### The task
Copy out the complete listing, word for word.

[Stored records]
□ □ □

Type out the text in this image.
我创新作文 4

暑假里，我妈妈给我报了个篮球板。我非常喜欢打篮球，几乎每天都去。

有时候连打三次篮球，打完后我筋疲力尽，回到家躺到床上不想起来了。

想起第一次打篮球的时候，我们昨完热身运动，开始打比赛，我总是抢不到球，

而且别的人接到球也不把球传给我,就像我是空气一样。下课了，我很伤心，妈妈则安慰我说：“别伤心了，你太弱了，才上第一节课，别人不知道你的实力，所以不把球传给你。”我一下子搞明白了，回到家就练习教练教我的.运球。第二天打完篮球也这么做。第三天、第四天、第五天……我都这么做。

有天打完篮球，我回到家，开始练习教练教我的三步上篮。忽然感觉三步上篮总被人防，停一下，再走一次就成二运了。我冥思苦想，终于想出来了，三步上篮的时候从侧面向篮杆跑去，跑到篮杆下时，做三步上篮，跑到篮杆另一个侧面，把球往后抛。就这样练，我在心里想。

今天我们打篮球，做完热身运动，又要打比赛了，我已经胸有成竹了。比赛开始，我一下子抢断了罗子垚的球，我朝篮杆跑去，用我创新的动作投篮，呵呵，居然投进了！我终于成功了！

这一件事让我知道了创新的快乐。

□ □ □

### Output for this exercise
Type out the text in this image.
我创新作文 4

暑假里，我妈妈给我报了个篮球板。我非常喜欢打篮球，几乎每天都去。

有时候连打三次篮球，打完后我筋疲力尽，回到家躺到床上不想起来了。

想起第一次打篮球的时候，我们昨完热身运动，开始打比赛，我总是抢不到球，

而且别的人接到球也不把球传给我,就像我是空气一样。下课了，我很伤心，妈妈则安慰我说：“别伤心了，你太弱了，才上第一节课，别人不知道你的实力，所以不把球传给你。”我一下子搞明白了，回到家就练习教练教我的.运球。第二天打完篮球也这么做。第三天、第四天、第五天……我都这么做。

有天打完篮球，我回到家，开始练习教练教我的三步上篮。忽然感觉三步上篮总被人防，停一下，再走一次就成二运了。我冥思苦想，终于想出来了，三步上篮的时候从侧面向篮杆跑去，跑到篮杆下时，做三步上篮，跑到篮杆另一个侧面，把球往后抛。就这样练，我在心里想。

今天我们打篮球，做完热身运动，又要打比赛了，我已经胸有成竹了。比赛开始，我一下子抢断了罗子垚的球，我朝篮杆跑去，用我创新的动作投篮，呵呵，居然投进了！我终于成功了！

这一件事让我知道了创新的快乐。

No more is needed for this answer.